WRITTEN REQUEST: Search the material below for the word "Linux". Copy every line that has it.

Data items:

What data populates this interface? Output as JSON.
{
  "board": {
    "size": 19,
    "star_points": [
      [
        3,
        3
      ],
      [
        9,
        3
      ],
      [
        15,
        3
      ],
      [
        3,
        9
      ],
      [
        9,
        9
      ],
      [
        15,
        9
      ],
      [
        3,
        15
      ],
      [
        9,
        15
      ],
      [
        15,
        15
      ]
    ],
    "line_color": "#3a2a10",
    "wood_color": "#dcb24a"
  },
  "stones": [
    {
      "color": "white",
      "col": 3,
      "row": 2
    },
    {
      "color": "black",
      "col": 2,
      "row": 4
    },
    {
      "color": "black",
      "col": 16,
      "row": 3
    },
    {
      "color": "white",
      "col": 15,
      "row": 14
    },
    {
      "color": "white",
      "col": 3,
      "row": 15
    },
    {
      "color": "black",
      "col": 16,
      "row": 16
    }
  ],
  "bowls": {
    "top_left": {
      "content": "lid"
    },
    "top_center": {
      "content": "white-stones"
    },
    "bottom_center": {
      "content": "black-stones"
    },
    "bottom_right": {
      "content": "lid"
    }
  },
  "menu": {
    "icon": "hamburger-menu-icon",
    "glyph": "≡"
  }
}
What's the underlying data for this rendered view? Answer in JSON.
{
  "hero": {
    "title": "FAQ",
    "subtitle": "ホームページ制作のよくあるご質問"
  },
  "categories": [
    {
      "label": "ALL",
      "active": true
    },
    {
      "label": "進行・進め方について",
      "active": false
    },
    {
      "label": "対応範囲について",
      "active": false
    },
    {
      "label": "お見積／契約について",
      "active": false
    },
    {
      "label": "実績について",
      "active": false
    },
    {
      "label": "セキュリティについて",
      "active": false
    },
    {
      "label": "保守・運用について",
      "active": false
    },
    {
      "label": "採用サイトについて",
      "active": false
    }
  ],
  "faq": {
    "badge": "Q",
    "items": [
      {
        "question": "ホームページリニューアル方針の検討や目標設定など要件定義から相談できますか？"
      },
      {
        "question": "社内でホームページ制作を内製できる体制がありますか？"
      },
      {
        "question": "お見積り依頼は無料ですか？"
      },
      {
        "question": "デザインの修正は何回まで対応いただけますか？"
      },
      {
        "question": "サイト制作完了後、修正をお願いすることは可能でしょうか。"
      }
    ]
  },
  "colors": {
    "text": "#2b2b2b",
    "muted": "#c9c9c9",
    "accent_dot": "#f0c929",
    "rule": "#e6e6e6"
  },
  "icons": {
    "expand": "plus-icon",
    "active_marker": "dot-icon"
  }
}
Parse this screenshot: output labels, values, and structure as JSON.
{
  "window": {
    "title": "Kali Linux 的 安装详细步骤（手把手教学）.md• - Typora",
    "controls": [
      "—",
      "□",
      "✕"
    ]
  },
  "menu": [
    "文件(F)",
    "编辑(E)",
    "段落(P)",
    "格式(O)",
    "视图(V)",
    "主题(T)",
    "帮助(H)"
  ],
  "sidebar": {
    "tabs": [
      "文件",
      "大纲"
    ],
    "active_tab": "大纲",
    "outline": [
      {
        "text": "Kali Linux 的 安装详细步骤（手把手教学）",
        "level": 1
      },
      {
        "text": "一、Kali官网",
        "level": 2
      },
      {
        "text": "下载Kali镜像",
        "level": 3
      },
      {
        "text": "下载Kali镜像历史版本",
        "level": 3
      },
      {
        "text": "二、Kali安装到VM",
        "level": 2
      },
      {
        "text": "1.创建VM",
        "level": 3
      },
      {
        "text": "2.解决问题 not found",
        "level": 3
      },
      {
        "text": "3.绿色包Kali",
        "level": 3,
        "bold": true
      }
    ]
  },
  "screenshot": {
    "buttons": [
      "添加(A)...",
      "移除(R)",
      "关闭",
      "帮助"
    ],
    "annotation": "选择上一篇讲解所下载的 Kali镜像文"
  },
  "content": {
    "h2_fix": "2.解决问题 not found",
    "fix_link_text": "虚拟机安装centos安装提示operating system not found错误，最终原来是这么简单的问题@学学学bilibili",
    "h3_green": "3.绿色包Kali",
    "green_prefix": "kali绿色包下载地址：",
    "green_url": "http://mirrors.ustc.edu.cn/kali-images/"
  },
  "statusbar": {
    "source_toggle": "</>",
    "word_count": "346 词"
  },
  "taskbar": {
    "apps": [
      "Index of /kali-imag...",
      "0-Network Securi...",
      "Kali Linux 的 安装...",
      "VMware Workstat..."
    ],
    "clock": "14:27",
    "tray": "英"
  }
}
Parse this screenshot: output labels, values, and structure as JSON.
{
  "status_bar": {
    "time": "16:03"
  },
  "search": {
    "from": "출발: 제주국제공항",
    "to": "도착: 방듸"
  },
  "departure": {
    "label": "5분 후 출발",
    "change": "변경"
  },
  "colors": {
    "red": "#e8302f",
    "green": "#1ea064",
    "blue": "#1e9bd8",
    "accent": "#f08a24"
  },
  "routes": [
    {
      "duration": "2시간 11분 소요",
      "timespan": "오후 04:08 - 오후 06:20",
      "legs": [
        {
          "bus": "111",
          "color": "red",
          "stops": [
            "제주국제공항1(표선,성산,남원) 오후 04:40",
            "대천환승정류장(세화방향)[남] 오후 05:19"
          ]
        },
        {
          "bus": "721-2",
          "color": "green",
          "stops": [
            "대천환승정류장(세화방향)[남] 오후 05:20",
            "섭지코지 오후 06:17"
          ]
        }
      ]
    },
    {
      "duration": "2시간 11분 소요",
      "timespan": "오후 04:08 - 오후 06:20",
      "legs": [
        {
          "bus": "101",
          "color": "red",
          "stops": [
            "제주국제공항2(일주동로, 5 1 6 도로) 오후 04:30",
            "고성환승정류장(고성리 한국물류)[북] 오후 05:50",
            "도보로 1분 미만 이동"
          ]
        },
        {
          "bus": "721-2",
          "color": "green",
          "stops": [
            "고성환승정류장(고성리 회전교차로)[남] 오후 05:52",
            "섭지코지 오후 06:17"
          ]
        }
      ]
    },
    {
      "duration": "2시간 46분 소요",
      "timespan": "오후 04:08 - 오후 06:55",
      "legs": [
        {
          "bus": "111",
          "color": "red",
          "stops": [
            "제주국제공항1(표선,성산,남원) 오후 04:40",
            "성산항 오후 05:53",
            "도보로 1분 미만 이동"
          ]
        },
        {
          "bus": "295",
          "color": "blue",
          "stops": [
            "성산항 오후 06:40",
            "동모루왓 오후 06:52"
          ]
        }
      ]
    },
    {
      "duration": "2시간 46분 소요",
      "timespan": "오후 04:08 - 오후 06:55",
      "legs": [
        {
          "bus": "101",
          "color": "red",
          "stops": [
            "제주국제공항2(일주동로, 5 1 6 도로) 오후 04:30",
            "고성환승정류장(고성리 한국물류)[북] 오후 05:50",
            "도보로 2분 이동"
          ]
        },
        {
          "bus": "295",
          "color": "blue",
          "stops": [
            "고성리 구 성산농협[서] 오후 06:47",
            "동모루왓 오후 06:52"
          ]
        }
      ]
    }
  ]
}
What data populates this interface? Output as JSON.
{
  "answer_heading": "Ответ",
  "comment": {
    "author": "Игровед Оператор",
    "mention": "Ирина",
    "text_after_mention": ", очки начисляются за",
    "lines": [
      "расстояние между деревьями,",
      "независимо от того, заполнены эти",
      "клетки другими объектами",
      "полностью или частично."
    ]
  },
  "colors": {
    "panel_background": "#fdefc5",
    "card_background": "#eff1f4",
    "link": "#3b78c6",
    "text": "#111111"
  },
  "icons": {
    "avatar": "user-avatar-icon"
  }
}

RESULT:
    "title": "Kali Linux 的 安装详细步骤（手把手教学）.md• - Typora",
        "text": "Kali Linux 的 安装详细步骤（手把手教学）",
      "Kali Linux 的 安装...",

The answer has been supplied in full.